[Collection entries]
####################
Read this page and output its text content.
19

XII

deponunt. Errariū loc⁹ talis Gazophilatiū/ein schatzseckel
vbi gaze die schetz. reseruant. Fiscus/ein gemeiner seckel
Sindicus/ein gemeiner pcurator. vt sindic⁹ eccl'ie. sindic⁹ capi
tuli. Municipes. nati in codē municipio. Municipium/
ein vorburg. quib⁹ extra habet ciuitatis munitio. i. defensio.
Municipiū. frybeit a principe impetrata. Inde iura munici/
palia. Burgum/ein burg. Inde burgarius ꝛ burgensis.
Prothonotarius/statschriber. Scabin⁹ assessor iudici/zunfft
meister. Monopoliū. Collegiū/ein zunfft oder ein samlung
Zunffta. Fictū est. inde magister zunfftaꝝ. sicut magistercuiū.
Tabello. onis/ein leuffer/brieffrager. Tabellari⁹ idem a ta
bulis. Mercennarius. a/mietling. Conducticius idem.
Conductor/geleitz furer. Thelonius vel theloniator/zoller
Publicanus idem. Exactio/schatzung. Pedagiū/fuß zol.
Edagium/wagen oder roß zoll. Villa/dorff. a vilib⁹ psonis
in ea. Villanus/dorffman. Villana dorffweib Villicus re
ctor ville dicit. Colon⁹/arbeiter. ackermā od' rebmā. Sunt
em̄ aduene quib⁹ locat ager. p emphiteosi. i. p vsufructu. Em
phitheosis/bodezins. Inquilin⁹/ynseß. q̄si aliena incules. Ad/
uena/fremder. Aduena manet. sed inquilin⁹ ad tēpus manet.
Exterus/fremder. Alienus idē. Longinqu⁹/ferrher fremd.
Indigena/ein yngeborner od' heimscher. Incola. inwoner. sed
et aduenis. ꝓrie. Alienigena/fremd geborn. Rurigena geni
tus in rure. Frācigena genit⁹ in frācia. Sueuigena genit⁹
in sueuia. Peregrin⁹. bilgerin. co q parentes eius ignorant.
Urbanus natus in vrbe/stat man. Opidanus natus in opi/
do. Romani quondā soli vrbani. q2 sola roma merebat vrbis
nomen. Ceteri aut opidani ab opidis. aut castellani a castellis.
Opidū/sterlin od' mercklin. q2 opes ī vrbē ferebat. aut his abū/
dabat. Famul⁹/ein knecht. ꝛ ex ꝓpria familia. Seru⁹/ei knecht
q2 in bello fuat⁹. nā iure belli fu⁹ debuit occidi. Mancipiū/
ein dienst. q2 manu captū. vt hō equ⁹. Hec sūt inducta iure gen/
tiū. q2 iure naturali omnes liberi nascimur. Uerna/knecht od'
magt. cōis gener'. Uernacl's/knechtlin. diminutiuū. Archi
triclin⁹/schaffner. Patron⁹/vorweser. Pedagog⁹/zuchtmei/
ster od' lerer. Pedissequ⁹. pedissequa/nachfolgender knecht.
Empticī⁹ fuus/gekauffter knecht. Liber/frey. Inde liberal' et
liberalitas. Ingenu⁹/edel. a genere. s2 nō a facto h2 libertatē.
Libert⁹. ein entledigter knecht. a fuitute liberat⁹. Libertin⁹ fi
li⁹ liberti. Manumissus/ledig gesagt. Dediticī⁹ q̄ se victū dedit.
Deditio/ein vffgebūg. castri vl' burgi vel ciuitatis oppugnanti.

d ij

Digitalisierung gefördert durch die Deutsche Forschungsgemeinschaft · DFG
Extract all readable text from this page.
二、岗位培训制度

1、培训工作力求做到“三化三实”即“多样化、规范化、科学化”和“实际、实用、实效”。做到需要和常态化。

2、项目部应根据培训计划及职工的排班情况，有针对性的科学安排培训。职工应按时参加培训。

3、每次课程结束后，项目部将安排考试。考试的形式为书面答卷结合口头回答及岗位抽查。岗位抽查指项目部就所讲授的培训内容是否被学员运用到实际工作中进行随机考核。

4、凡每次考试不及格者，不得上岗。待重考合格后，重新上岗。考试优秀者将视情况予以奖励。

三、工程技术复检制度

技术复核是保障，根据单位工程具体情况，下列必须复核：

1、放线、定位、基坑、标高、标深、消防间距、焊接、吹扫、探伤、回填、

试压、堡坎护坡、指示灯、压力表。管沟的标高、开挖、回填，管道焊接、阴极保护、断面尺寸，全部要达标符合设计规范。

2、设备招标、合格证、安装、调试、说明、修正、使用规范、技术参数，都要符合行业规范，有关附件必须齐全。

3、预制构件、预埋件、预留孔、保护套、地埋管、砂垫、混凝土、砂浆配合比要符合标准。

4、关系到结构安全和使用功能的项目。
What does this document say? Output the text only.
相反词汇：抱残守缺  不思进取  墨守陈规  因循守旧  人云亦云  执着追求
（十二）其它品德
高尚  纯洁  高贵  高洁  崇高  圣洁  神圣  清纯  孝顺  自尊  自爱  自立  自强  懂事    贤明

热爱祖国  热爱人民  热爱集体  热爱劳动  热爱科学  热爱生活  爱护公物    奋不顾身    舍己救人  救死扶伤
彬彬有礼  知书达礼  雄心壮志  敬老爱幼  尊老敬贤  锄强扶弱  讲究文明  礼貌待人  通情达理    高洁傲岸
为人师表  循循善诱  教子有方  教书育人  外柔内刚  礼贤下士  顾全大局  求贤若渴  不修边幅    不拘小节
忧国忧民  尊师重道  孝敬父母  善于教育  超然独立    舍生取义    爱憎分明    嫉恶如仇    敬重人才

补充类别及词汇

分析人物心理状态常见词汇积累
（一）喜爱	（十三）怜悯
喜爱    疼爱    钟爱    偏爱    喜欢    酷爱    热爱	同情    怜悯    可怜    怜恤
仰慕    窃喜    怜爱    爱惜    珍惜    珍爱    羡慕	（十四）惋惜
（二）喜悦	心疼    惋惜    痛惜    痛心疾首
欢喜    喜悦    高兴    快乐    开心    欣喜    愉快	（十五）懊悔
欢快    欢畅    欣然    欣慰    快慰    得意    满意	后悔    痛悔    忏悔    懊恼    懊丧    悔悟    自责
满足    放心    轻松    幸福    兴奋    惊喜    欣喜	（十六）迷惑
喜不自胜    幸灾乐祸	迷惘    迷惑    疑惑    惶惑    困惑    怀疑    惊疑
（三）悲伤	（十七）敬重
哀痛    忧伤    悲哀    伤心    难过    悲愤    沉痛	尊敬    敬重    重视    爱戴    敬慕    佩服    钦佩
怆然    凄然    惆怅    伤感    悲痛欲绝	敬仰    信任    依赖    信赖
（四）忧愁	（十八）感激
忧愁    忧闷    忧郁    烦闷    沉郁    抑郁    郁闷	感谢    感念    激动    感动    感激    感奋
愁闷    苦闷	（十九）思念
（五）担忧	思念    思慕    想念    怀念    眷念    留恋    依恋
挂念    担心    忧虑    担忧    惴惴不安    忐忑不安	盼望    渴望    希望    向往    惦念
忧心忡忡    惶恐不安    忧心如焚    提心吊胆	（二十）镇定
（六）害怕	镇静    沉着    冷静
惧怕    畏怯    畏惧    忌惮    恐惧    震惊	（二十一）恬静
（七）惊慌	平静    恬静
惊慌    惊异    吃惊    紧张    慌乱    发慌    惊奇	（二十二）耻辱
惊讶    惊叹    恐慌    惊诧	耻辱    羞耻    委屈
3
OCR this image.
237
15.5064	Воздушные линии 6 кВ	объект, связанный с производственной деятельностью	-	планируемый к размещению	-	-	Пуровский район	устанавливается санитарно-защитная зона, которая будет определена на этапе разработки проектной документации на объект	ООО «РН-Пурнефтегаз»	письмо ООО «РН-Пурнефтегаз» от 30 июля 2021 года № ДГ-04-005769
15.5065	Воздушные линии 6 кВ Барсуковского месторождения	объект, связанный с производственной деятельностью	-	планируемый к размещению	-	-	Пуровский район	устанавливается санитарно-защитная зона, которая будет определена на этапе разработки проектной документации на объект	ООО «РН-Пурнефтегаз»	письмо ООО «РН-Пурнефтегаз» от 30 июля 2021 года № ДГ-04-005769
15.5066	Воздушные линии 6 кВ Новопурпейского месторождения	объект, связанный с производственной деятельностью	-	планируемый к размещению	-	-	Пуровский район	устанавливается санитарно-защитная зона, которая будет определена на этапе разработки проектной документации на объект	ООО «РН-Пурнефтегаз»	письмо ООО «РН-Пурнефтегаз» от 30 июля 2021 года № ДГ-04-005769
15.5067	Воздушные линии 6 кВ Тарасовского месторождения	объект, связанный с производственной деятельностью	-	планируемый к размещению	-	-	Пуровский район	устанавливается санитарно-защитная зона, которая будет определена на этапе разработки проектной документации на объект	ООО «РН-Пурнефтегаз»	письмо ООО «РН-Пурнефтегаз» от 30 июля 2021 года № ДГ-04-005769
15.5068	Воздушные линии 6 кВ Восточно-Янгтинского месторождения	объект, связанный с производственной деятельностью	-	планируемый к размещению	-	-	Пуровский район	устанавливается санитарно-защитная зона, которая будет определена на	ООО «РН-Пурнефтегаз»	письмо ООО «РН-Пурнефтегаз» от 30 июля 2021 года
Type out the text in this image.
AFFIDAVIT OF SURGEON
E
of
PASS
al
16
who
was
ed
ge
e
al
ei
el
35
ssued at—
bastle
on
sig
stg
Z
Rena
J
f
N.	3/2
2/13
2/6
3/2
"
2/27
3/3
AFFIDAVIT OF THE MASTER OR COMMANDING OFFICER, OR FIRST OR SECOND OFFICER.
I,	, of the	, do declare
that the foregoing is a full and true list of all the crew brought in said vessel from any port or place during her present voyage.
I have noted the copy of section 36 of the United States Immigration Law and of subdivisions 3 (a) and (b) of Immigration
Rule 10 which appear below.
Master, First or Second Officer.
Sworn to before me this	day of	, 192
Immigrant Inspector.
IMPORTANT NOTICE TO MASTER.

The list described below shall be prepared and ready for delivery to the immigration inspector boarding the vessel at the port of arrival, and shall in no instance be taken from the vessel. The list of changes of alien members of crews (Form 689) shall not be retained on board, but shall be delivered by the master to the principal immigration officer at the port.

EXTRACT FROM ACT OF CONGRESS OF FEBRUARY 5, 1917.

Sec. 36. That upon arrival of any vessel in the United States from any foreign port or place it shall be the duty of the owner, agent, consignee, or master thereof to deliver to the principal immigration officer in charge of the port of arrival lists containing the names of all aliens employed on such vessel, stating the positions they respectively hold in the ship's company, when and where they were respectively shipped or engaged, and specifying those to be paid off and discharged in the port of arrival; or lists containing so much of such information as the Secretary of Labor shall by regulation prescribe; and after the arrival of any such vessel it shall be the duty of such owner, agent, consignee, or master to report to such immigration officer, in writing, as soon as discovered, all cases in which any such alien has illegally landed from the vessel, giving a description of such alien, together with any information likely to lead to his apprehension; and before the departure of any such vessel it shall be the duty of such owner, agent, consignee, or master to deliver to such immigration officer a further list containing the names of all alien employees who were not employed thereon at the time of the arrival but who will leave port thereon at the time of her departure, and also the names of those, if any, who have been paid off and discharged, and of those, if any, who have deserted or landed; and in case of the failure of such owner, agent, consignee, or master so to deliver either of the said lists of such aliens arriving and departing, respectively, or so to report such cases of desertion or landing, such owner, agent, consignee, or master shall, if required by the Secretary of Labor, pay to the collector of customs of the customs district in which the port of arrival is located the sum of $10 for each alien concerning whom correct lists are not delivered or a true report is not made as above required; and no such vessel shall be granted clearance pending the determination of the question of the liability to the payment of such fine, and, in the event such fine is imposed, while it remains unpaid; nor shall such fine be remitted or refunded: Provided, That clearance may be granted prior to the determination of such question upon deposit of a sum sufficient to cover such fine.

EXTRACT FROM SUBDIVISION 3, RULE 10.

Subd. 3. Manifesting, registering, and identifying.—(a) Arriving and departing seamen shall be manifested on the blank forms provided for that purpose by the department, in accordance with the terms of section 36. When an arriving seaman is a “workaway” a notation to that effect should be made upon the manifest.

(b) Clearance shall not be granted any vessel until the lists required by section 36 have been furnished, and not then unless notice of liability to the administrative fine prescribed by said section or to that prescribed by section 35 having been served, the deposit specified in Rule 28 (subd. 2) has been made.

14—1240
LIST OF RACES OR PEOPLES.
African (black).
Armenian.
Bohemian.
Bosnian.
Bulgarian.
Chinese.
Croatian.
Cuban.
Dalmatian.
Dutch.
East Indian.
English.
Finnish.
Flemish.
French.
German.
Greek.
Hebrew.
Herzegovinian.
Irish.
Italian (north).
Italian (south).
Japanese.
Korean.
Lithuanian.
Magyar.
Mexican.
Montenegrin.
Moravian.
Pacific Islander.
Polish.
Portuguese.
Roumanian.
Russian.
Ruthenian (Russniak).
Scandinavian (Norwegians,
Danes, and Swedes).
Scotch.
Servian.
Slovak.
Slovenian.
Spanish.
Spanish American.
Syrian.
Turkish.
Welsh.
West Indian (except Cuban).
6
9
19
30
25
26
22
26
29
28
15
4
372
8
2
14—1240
####################
Problem description: Check each line of the records above for the string "page", and report every line that has it.

The answer:
Read this page and output its text content.
Extract all readable text from this page.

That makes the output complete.